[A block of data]
"""

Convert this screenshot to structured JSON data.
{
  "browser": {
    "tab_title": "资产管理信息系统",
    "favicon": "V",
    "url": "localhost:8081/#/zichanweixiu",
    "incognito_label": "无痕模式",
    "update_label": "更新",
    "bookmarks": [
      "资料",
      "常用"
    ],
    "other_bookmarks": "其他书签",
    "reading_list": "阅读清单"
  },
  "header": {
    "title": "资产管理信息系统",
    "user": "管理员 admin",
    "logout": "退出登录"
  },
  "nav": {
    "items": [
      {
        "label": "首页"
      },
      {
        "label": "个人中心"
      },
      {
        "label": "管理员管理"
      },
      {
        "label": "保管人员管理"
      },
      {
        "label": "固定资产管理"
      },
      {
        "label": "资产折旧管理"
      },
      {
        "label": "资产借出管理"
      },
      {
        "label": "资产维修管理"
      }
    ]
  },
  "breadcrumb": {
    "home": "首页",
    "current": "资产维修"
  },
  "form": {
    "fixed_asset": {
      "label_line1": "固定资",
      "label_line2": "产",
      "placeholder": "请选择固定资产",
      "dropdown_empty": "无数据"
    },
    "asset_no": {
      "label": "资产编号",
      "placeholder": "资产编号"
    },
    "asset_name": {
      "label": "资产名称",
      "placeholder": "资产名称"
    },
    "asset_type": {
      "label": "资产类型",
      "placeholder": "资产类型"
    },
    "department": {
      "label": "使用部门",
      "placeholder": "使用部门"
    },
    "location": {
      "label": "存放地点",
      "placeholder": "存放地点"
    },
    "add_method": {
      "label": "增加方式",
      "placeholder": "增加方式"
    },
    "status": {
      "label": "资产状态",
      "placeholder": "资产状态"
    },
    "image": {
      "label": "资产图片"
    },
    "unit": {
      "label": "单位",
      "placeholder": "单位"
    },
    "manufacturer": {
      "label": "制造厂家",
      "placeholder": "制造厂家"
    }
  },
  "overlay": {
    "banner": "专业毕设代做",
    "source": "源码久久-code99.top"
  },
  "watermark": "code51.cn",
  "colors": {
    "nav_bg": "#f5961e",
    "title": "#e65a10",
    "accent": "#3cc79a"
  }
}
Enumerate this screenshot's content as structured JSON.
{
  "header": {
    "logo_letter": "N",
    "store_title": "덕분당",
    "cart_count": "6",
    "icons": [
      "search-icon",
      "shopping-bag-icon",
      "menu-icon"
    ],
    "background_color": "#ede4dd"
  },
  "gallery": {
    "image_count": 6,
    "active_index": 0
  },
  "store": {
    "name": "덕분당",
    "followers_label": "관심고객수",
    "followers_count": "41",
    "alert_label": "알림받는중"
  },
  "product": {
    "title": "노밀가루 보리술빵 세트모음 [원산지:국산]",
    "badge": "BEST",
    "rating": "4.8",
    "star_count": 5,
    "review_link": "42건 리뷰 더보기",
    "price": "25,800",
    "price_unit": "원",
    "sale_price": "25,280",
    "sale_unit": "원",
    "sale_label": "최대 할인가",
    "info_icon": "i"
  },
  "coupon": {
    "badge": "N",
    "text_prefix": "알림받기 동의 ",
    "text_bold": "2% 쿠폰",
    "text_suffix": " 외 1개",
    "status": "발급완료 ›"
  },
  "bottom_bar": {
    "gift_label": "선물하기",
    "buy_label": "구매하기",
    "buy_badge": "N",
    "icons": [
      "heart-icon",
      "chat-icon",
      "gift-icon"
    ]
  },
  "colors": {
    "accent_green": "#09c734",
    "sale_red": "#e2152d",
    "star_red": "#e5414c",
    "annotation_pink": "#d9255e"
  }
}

"""

◆ GIVEN INSTRUCTION ◆
Above are several records. Count the lines among them that contain "JSON" and give only the total.

◆ FINAL ANSWER ◆
2